**Given request**
All of the lines below are to be transcribed faithfully, with pictures excluded from the copy.

(Rows from a figure dataset)
-- begin --

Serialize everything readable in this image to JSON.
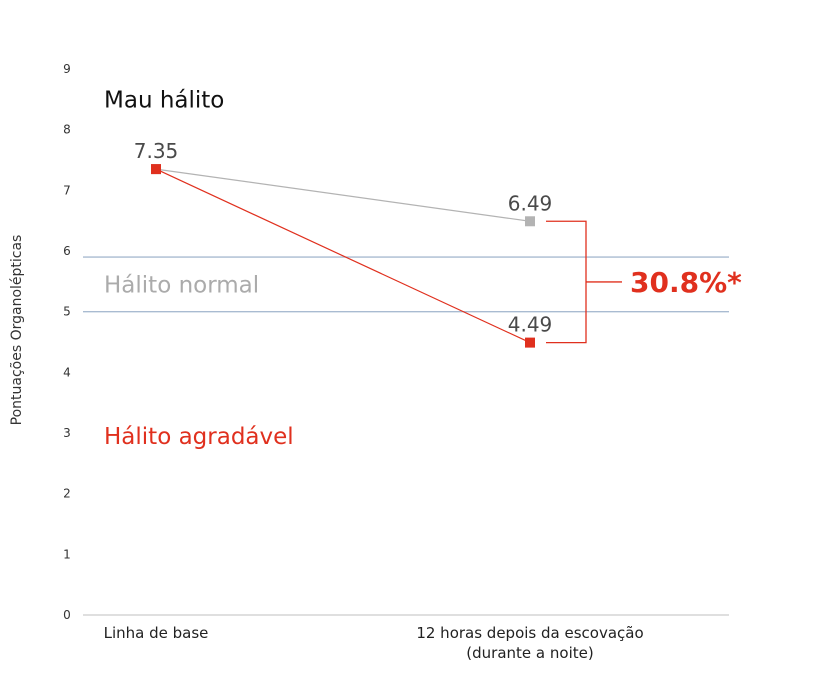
{
  "chart_data": {
    "type": "line",
    "title": "",
    "ylabel": "Pontuações Organolépticas",
    "xlabel": "",
    "categories": [
      "Linha de base",
      "12 horas depois da escovação|(durante a noite)"
    ],
    "yticks": [
      0,
      1,
      2,
      3,
      4,
      5,
      6,
      7,
      8,
      9
    ],
    "ylim": [
      0,
      9
    ],
    "grid": false,
    "series": [
      {
        "values": [
          7.35,
          6.49
        ],
        "color": "#b3b3b3",
        "labels": [
          "7.35",
          "6.49"
        ]
      },
      {
        "values": [
          7.35,
          4.49
        ],
        "color": "#e0301e",
        "labels": [
          "",
          "4.49"
        ]
      }
    ],
    "reference_lines": [
      {
        "y": 5.9,
        "color": "#a9bbd1"
      },
      {
        "y": 5.0,
        "color": "#a9bbd1"
      }
    ],
    "zones": [
      {
        "text": "Mau hálito",
        "y": 8.5,
        "color": "#111111"
      },
      {
        "text": "Hálito normal",
        "y": 5.45,
        "color": "#ababab"
      },
      {
        "text": "Hálito agradável",
        "y": 2.95,
        "color": "#e0301e"
      }
    ],
    "annotation": {
      "text": "30.8%*",
      "color": "#e0301e"
    }
  }
}
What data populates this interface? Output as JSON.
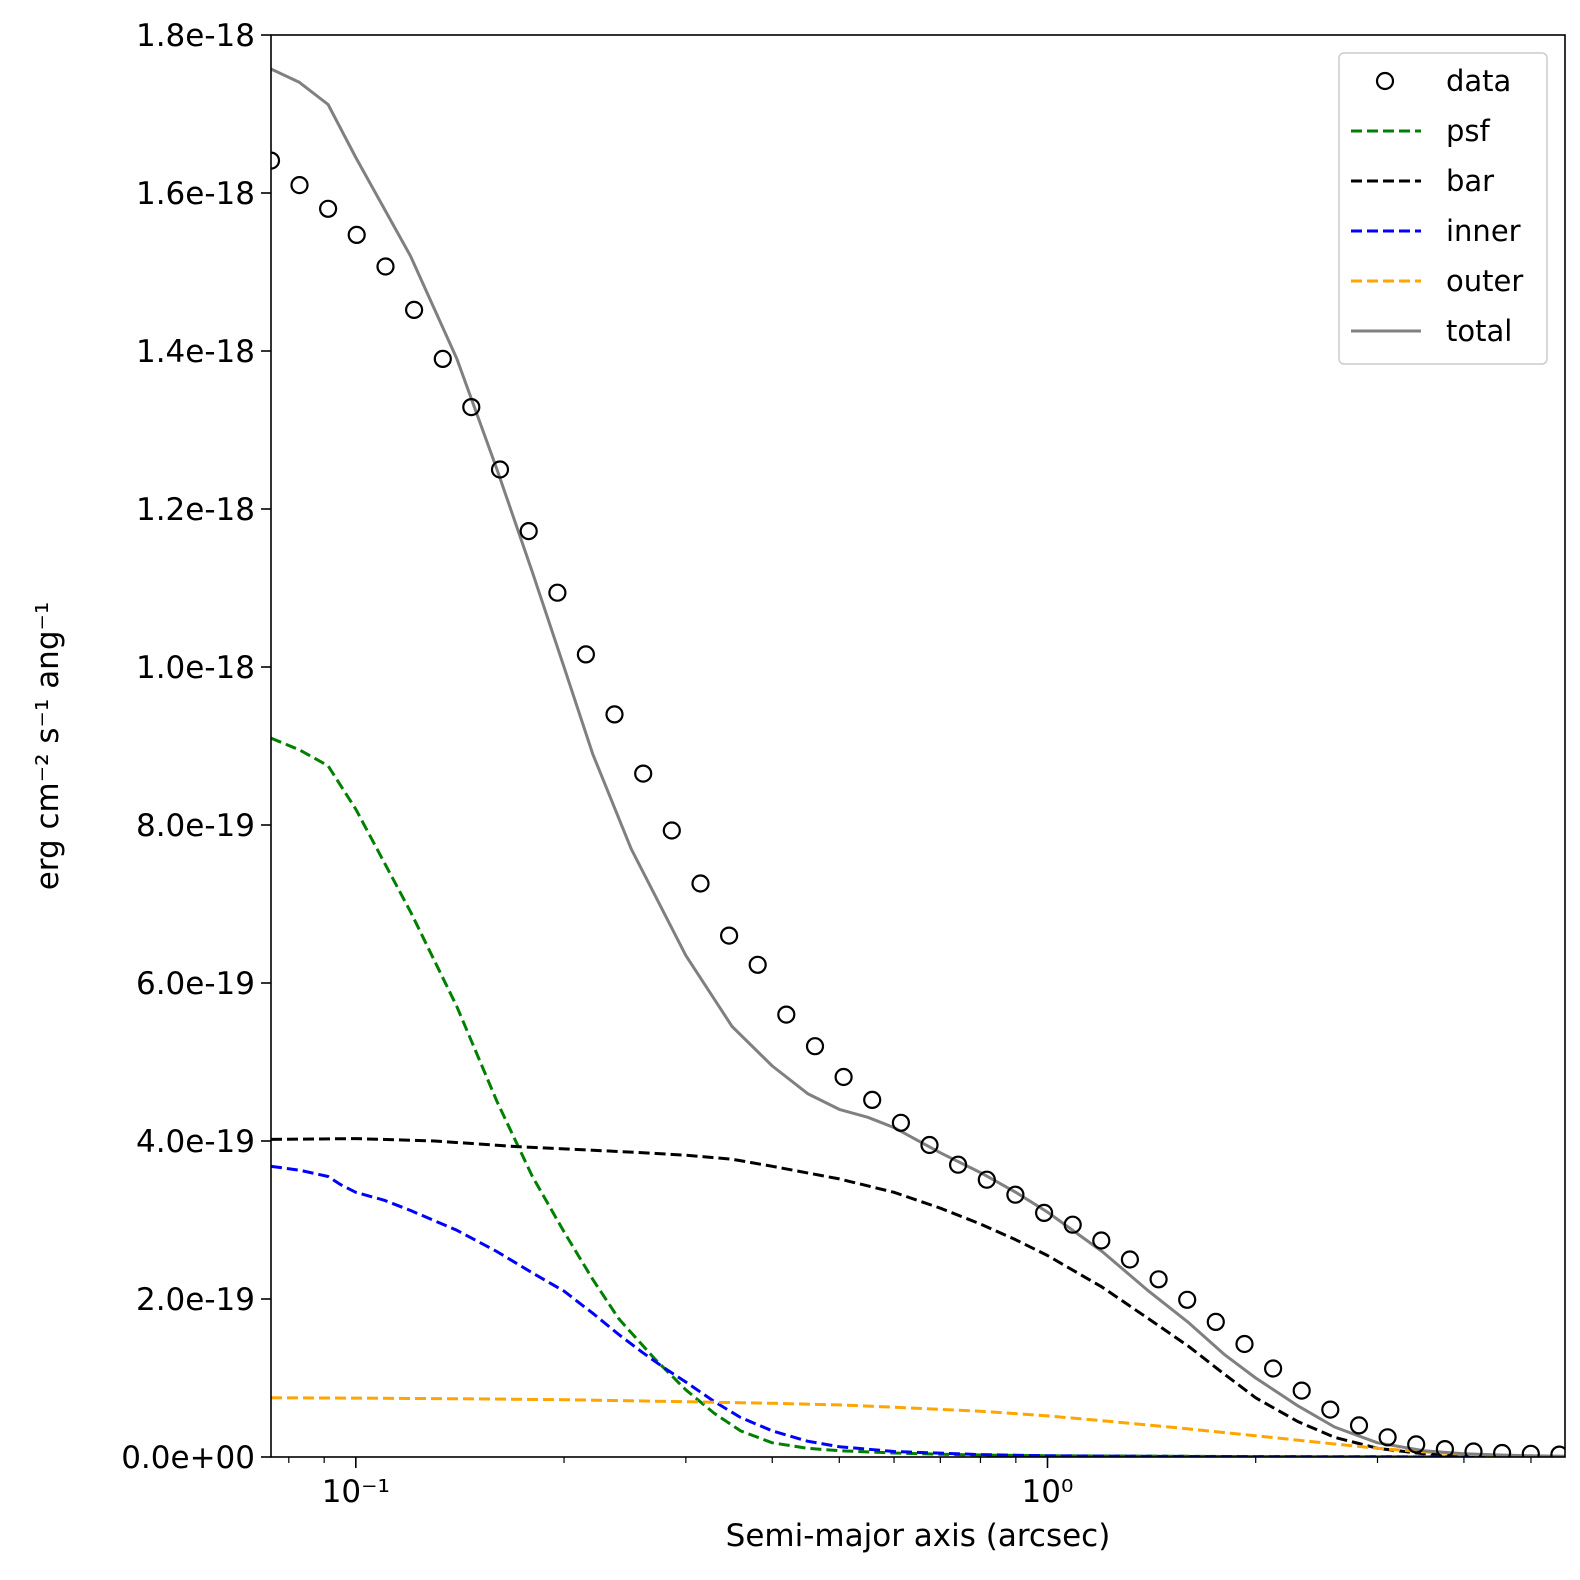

-- end --

**Output of the task**
Serialize everything readable in this image to JSON.
{
  "chart_data": {
    "type": "line",
    "title": "",
    "ylabel": "Pontuações Organolépticas",
    "xlabel": "",
    "categories": [
      "Linha de base",
      "12 horas depois da escovação|(durante a noite)"
    ],
    "yticks": [
      0,
      1,
      2,
      3,
      4,
      5,
      6,
      7,
      8,
      9
    ],
    "ylim": [
      0,
      9
    ],
    "grid": false,
    "series": [
      {
        "values": [
          7.35,
          6.49
        ],
        "color": "#b3b3b3",
        "labels": [
          "7.35",
          "6.49"
        ]
      },
      {
        "values": [
          7.35,
          4.49
        ],
        "color": "#e0301e",
        "labels": [
          "",
          "4.49"
        ]
      }
    ],
    "reference_lines": [
      {
        "y": 5.9,
        "color": "#a9bbd1"
      },
      {
        "y": 5.0,
        "color": "#a9bbd1"
      }
    ],
    "zones": [
      {
        "text": "Mau hálito",
        "y": 8.5,
        "color": "#111111"
      },
      {
        "text": "Hálito normal",
        "y": 5.45,
        "color": "#ababab"
      },
      {
        "text": "Hálito agradável",
        "y": 2.95,
        "color": "#e0301e"
      }
    ],
    "annotation": {
      "text": "30.8%*",
      "color": "#e0301e"
    }
  }
}
What data populates this interface? Output as JSON.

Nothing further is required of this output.